GOAL - Gather, from the data below, each line in which the word "arrow" occurs.

(Data records)
▬▬▬▬▬▬▬▬▬▬
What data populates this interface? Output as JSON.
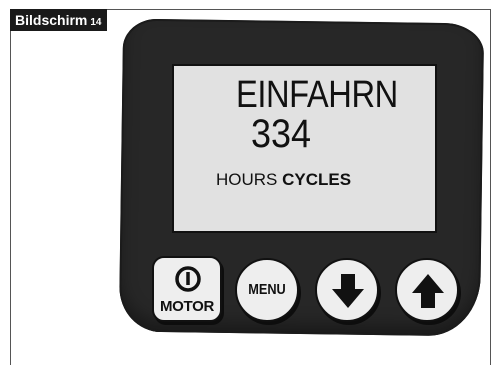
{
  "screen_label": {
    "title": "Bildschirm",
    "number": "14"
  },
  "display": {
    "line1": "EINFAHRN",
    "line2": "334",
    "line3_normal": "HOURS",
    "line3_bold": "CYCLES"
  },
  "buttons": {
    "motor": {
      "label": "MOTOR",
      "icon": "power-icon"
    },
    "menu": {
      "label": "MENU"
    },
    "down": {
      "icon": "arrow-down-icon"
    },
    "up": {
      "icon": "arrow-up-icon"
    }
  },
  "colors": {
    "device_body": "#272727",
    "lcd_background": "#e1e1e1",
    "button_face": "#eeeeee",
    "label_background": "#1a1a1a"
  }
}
▬▬▬▬▬▬▬▬▬▬
TASK RESULT -
      "icon": "arrow-down-icon"
      "icon": "arrow-up-icon"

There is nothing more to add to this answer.